- [Job]: Copy each line of the material below that includes the string "type".

-- Start Dataset extract --

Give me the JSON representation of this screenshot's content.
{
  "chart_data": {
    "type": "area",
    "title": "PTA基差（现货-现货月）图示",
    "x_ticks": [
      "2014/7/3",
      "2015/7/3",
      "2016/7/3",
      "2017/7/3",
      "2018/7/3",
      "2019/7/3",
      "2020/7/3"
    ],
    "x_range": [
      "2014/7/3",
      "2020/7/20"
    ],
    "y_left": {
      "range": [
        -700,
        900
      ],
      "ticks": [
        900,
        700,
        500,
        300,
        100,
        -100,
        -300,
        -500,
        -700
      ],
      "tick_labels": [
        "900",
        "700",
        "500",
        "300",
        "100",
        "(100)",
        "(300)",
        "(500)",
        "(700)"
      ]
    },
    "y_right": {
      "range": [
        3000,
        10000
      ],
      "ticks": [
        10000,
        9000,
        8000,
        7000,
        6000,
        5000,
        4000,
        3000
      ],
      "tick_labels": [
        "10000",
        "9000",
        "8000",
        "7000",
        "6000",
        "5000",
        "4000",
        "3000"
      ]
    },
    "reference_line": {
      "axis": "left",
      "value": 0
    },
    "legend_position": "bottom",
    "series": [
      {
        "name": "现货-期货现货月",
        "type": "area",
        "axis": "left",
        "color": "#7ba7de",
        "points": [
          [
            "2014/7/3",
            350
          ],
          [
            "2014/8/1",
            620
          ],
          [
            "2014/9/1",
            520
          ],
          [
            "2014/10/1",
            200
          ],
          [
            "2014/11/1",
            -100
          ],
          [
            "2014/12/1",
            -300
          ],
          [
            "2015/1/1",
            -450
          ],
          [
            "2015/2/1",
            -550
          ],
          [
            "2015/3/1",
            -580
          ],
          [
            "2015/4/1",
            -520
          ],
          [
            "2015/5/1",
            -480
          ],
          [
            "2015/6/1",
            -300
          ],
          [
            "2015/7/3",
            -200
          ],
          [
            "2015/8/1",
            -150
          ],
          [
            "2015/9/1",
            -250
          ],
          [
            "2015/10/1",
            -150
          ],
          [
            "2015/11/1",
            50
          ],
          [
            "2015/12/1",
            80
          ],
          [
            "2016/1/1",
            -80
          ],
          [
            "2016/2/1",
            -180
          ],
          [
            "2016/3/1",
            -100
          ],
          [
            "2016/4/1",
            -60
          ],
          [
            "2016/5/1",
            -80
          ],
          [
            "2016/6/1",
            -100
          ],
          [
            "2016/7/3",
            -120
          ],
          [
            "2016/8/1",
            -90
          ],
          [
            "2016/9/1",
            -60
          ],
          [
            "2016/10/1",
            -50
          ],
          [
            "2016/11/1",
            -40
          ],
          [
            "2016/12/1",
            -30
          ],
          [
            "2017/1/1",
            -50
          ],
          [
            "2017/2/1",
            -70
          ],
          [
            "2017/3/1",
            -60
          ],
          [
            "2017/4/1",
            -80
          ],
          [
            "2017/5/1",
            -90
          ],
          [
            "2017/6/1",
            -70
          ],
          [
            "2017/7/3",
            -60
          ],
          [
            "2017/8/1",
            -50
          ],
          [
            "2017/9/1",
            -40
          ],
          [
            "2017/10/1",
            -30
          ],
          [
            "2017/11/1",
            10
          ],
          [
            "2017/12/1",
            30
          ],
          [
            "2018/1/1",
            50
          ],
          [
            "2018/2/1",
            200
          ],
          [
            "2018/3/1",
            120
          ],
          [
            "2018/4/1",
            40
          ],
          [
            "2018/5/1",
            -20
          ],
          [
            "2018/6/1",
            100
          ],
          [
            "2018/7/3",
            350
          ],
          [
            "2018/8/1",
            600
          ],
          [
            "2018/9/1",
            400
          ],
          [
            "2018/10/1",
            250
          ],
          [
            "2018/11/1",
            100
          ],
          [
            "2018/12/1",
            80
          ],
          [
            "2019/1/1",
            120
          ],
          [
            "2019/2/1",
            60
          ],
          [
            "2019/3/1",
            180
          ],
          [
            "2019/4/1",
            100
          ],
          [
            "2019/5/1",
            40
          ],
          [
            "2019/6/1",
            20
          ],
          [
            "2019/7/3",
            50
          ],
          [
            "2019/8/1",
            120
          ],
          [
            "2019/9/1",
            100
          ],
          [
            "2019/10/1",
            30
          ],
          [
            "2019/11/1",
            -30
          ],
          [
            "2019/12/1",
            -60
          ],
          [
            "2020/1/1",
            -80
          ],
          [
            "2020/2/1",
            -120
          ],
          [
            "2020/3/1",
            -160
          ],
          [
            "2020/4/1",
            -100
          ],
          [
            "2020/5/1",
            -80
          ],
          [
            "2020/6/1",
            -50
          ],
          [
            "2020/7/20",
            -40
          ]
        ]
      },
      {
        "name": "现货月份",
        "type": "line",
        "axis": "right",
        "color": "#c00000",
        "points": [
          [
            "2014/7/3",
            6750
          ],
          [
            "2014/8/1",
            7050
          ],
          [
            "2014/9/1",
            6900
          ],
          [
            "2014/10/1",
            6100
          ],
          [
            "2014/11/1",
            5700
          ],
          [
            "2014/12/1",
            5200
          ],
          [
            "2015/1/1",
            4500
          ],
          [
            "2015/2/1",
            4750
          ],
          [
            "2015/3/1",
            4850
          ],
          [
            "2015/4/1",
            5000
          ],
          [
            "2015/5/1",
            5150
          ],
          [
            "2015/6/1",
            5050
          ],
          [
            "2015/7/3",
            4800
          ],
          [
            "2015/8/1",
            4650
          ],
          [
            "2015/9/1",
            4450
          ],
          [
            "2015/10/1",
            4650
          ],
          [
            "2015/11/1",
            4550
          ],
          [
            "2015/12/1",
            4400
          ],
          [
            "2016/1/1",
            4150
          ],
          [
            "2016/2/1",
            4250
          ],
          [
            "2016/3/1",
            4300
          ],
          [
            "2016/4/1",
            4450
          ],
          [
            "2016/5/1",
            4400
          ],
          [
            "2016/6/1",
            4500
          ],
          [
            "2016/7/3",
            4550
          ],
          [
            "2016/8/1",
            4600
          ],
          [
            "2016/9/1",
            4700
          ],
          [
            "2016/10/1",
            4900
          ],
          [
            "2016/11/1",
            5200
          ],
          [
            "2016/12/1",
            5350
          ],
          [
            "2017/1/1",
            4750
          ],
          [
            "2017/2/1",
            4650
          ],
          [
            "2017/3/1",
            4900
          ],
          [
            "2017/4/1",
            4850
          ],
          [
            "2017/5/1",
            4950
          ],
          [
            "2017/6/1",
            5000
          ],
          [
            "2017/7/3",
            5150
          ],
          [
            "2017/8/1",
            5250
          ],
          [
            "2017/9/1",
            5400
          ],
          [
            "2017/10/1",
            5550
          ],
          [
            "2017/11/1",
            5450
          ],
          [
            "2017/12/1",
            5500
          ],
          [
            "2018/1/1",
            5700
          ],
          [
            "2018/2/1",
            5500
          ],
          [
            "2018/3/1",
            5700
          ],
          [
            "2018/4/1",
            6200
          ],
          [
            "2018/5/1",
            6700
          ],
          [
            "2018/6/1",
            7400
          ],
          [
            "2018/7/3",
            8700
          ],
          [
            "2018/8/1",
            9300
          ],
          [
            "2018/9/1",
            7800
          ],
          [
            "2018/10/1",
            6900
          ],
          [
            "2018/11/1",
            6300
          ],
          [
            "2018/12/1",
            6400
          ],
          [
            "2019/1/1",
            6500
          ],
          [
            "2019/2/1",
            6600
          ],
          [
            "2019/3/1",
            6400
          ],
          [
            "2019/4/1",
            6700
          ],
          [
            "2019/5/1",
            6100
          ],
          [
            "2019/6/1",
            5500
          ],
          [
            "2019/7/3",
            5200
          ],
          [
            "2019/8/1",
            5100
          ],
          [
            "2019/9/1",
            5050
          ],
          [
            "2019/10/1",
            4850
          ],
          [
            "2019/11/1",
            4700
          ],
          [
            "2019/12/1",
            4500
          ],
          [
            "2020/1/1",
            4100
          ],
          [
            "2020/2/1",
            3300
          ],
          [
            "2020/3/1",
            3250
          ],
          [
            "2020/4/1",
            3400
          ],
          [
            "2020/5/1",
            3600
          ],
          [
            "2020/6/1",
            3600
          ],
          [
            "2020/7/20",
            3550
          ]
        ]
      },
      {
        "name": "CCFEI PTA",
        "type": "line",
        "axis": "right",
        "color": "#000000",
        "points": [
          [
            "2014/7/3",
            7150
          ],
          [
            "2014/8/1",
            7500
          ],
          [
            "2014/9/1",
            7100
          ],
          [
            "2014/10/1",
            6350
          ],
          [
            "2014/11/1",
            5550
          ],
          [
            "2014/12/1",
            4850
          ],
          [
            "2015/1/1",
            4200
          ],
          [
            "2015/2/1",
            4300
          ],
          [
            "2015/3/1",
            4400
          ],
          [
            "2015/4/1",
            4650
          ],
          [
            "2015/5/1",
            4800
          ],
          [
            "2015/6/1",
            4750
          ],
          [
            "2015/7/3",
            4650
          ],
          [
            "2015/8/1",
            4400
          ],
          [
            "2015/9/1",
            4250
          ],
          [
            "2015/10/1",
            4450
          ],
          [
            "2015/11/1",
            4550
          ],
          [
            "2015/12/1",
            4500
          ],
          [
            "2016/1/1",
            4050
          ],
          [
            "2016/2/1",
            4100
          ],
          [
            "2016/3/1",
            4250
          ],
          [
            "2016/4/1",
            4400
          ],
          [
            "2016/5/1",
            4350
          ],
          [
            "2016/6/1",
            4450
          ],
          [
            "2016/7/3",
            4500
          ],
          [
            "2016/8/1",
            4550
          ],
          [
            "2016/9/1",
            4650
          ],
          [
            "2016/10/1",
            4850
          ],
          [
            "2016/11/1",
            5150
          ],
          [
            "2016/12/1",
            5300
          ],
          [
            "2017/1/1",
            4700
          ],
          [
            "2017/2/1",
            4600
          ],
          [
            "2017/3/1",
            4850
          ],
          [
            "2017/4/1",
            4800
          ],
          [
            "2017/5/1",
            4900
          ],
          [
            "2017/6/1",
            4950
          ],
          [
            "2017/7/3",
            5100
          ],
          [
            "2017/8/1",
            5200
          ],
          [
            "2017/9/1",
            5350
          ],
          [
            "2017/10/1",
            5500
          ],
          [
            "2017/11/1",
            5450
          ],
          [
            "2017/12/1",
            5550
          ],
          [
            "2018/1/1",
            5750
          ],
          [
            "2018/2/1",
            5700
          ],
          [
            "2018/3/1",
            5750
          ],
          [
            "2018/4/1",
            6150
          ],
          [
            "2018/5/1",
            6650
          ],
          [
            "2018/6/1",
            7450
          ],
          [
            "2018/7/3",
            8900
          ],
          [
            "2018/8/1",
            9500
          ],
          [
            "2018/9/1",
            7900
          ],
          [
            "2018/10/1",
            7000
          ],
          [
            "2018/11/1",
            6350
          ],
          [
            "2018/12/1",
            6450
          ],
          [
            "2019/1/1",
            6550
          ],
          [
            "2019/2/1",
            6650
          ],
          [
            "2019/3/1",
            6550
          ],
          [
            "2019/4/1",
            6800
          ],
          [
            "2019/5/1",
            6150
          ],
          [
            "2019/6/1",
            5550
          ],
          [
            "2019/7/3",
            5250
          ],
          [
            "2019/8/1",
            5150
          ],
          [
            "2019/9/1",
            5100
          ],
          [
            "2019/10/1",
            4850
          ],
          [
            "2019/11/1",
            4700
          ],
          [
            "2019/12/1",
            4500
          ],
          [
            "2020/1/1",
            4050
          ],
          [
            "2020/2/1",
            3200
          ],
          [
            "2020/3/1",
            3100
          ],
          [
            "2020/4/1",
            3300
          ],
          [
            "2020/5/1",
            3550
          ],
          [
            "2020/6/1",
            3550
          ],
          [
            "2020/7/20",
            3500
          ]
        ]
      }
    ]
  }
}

-- End Dataset extract --

- [Answer to the task]:
    "type": "area",
        "type": "area",
        "type": "line",
        "type": "line",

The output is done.